[Saved entries]
----------------

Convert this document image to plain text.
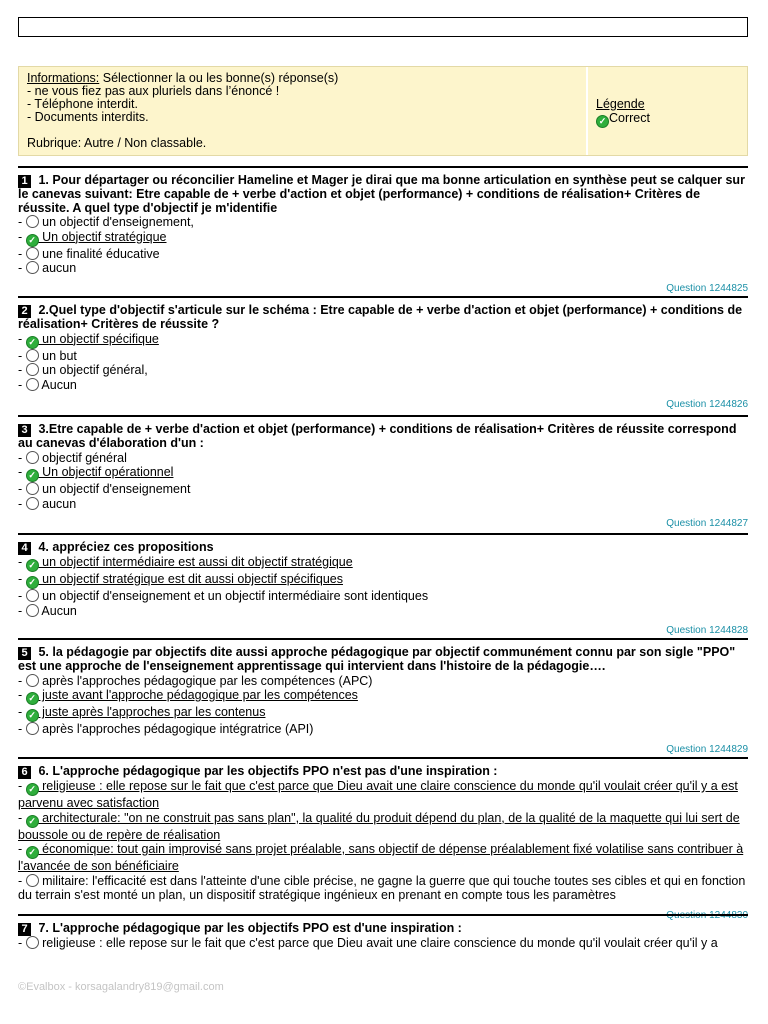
Informations: Sélectionner la ou les bonne(s) réponse(s)
- ne vous fiez pas aux pluriels dans l’énoncé !
- Téléphone interdit.
- Documents interdits.
Rubrique: Autre / Non classable.
Légende
✓ Correct
1 1. Pour départager ou réconcilier Hameline et Mager je dirai que ma bonne articulation en synthèse peut se calquer sur le canevas suivant: Etre capable de + verbe d'action et objet (performance) + conditions de réalisation+ Critères de réussite. A quel type d'objectif je m'identifie
-  un objectif d'enseignement,
- ✓ Un objectif stratégique
-  une finalité éducative
-  aucun
Question 1244825
2 2.Quel type d'objectif s'articule sur le schéma : Etre capable de + verbe d'action et objet (performance) + conditions de réalisation+ Critères de réussite ?
- ✓ un objectif spécifique
-  un but
-  un objectif général,
-  Aucun
Question 1244826
3 3.Etre capable de + verbe d'action et objet (performance) + conditions de réalisation+ Critères de réussite correspond au canevas d'élaboration d'un :
-  objectif général
- ✓ Un objectif opérationnel
-  un objectif d'enseignement
-  aucun
Question 1244827
4 4. appréciez ces propositions
- ✓ un objectif intermédiaire est aussi dit objectif stratégique
- ✓ un objectif stratégique est dit aussi objectif spécifiques
-  un objectif d'enseignement et un objectif intermédiaire sont identiques
-  Aucun
Question 1244828
5 5. la pédagogie par objectifs dite aussi approche pédagogique par objectif communément connu par son sigle "PPO" est une approche de l'enseignement apprentissage qui intervient dans l'histoire de la pédagogie….
-  après l'approches pédagogique par les compétences (APC)
- ✓ juste avant l'approche pédagogique par les compétences
- ✓ juste après l'approches par les contenus
-  après l'approches pédagogique intégratrice (API)
Question 1244829
6 6. L'approche pédagogique par les objectifs PPO n'est pas d'une inspiration :
- ✓ religieuse : elle repose sur le fait que c'est parce que Dieu avait une claire conscience du monde qu'il voulait créer qu'il y a est parvenu avec satisfaction
- ✓ architecturale: "on ne construit pas sans plan", la qualité du produit dépend du plan, de la qualité de la maquette qui lui sert de boussole ou de repère de réalisation
- ✓ économique: tout gain improvisé sans projet préalable, sans objectif de dépense préalablement fixé volatilise sans contribuer à l'avancée de son bénéficiaire
-  militaire: l'efficacité est dans l'atteinte d'une cible précise, ne gagne la guerre que qui touche toutes ses cibles et qui en fonction du terrain s'est monté un plan, un dispositif stratégique ingénieux en prenant en compte tous les paramètres
Question 1244830
7 7. L'approche pédagogique par les objectifs PPO est d'une inspiration :
-  religieuse : elle repose sur le fait que c'est parce que Dieu avait une claire conscience du monde qu'il voulait créer qu'il y a
©Evalbox - korsagalandry819@gmail.com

----------------

**STATED TASK:** Copy every line of the data word for word, omitting the images.

**SOLUTION BELOW:**
Convert this document image to plain text.
Informations: Sélectionner la ou les bonne(s) réponse(s)
- ne vous fiez pas aux pluriels dans l’énoncé !
- Téléphone interdit.
- Documents interdits.
Rubrique: Autre / Non classable.
Légende
✓ Correct
1 1. Pour départager ou réconcilier Hameline et Mager je dirai que ma bonne articulation en synthèse peut se calquer sur le canevas suivant: Etre capable de + verbe d'action et objet (performance) + conditions de réalisation+ Critères de réussite. A quel type d'objectif je m'identifie
-  un objectif d'enseignement,
- ✓ Un objectif stratégique
-  une finalité éducative
-  aucun
Question 1244825
2 2.Quel type d'objectif s'articule sur le schéma : Etre capable de + verbe d'action et objet (performance) + conditions de réalisation+ Critères de réussite ?
- ✓ un objectif spécifique
-  un but
-  un objectif général,
-  Aucun
Question 1244826
3 3.Etre capable de + verbe d'action et objet (performance) + conditions de réalisation+ Critères de réussite correspond au canevas d'élaboration d'un :
-  objectif général
- ✓ Un objectif opérationnel
-  un objectif d'enseignement
-  aucun
Question 1244827
4 4. appréciez ces propositions
- ✓ un objectif intermédiaire est aussi dit objectif stratégique
- ✓ un objectif stratégique est dit aussi objectif spécifiques
-  un objectif d'enseignement et un objectif intermédiaire sont identiques
-  Aucun
Question 1244828
5 5. la pédagogie par objectifs dite aussi approche pédagogique par objectif communément connu par son sigle "PPO" est une approche de l'enseignement apprentissage qui intervient dans l'histoire de la pédagogie….
-  après l'approches pédagogique par les compétences (APC)
- ✓ juste avant l'approche pédagogique par les compétences
- ✓ juste après l'approches par les contenus
-  après l'approches pédagogique intégratrice (API)
Question 1244829
6 6. L'approche pédagogique par les objectifs PPO n'est pas d'une inspiration :
- ✓ religieuse : elle repose sur le fait que c'est parce que Dieu avait une claire conscience du monde qu'il voulait créer qu'il y a est parvenu avec satisfaction
- ✓ architecturale: "on ne construit pas sans plan", la qualité du produit dépend du plan, de la qualité de la maquette qui lui sert de boussole ou de repère de réalisation
- ✓ économique: tout gain improvisé sans projet préalable, sans objectif de dépense préalablement fixé volatilise sans contribuer à l'avancée de son bénéficiaire
-  militaire: l'efficacité est dans l'atteinte d'une cible précise, ne gagne la guerre que qui touche toutes ses cibles et qui en fonction du terrain s'est monté un plan, un dispositif stratégique ingénieux en prenant en compte tous les paramètres
Question 1244830
7 7. L'approche pédagogique par les objectifs PPO est d'une inspiration :
-  religieuse : elle repose sur le fait que c'est parce que Dieu avait une claire conscience du monde qu'il voulait créer qu'il y a
©Evalbox - korsagalandry819@gmail.com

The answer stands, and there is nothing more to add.